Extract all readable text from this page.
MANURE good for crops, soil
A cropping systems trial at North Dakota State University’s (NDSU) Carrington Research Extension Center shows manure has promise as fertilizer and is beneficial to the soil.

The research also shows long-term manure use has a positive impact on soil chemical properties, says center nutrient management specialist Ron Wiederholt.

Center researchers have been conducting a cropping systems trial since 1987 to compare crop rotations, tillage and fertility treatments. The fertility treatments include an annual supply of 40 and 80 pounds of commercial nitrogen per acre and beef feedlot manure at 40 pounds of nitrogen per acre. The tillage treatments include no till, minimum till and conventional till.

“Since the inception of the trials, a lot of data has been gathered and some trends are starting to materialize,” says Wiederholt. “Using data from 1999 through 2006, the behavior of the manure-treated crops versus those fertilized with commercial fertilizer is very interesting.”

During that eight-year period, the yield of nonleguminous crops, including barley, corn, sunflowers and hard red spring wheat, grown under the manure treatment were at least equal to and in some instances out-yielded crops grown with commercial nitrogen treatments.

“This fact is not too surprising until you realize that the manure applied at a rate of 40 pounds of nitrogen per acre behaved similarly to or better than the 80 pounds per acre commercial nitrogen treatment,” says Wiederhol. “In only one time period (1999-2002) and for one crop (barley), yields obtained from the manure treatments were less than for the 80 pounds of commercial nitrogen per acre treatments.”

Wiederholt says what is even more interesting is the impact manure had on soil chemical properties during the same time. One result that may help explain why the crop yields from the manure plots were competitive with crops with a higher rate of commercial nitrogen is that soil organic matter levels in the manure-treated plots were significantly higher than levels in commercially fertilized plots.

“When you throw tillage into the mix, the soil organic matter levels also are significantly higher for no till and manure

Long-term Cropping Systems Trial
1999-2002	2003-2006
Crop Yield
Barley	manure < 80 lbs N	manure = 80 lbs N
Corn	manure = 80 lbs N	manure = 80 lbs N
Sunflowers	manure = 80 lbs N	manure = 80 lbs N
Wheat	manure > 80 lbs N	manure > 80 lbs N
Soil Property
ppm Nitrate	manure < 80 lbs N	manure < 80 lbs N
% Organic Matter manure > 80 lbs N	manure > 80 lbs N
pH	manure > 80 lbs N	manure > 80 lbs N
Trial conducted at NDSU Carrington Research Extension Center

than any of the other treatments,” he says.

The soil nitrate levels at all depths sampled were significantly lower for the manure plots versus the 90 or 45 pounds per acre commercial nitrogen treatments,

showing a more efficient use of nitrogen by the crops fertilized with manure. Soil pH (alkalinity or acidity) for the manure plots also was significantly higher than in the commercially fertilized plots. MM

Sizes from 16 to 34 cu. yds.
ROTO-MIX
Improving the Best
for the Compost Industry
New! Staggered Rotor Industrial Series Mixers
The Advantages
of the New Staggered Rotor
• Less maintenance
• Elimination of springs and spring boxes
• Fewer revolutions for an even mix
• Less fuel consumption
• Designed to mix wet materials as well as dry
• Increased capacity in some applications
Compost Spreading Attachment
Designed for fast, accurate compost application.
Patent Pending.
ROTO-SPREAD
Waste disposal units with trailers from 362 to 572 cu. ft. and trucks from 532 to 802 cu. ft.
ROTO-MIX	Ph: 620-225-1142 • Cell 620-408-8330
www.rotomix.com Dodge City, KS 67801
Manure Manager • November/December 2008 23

▬▬▬

Given problem —
Copy every line verbatim.

Exercise response —
Extract all readable text from this page.
MANURE good for crops, soil
A cropping systems trial at North Dakota State University’s (NDSU) Carrington Research Extension Center shows manure has promise as fertilizer and is beneficial to the soil.

The research also shows long-term manure use has a positive impact on soil chemical properties, says center nutrient management specialist Ron Wiederholt.

Center researchers have been conducting a cropping systems trial since 1987 to compare crop rotations, tillage and fertility treatments. The fertility treatments include an annual supply of 40 and 80 pounds of commercial nitrogen per acre and beef feedlot manure at 40 pounds of nitrogen per acre. The tillage treatments include no till, minimum till and conventional till.

“Since the inception of the trials, a lot of data has been gathered and some trends are starting to materialize,” says Wiederholt. “Using data from 1999 through 2006, the behavior of the manure-treated crops versus those fertilized with commercial fertilizer is very interesting.”

During that eight-year period, the yield of nonleguminous crops, including barley, corn, sunflowers and hard red spring wheat, grown under the manure treatment were at least equal to and in some instances out-yielded crops grown with commercial nitrogen treatments.

“This fact is not too surprising until you realize that the manure applied at a rate of 40 pounds of nitrogen per acre behaved similarly to or better than the 80 pounds per acre commercial nitrogen treatment,” says Wiederhol. “In only one time period (1999-2002) and for one crop (barley), yields obtained from the manure treatments were less than for the 80 pounds of commercial nitrogen per acre treatments.”

Wiederholt says what is even more interesting is the impact manure had on soil chemical properties during the same time. One result that may help explain why the crop yields from the manure plots were competitive with crops with a higher rate of commercial nitrogen is that soil organic matter levels in the manure-treated plots were significantly higher than levels in commercially fertilized plots.

“When you throw tillage into the mix, the soil organic matter levels also are significantly higher for no till and manure

Long-term Cropping Systems Trial
1999-2002	2003-2006
Crop Yield
Barley	manure < 80 lbs N	manure = 80 lbs N
Corn	manure = 80 lbs N	manure = 80 lbs N
Sunflowers	manure = 80 lbs N	manure = 80 lbs N
Wheat	manure > 80 lbs N	manure > 80 lbs N
Soil Property
ppm Nitrate	manure < 80 lbs N	manure < 80 lbs N
% Organic Matter manure > 80 lbs N	manure > 80 lbs N
pH	manure > 80 lbs N	manure > 80 lbs N
Trial conducted at NDSU Carrington Research Extension Center

than any of the other treatments,” he says.

The soil nitrate levels at all depths sampled were significantly lower for the manure plots versus the 90 or 45 pounds per acre commercial nitrogen treatments,

showing a more efficient use of nitrogen by the crops fertilized with manure. Soil pH (alkalinity or acidity) for the manure plots also was significantly higher than in the commercially fertilized plots. MM

Sizes from 16 to 34 cu. yds.
ROTO-MIX
Improving the Best
for the Compost Industry
New! Staggered Rotor Industrial Series Mixers
The Advantages
of the New Staggered Rotor
• Less maintenance
• Elimination of springs and spring boxes
• Fewer revolutions for an even mix
• Less fuel consumption
• Designed to mix wet materials as well as dry
• Increased capacity in some applications
Compost Spreading Attachment
Designed for fast, accurate compost application.
Patent Pending.
ROTO-SPREAD
Waste disposal units with trailers from 362 to 572 cu. ft. and trucks from 532 to 802 cu. ft.
ROTO-MIX	Ph: 620-225-1142 • Cell 620-408-8330
www.rotomix.com Dodge City, KS 67801
Manure Manager • November/December 2008 23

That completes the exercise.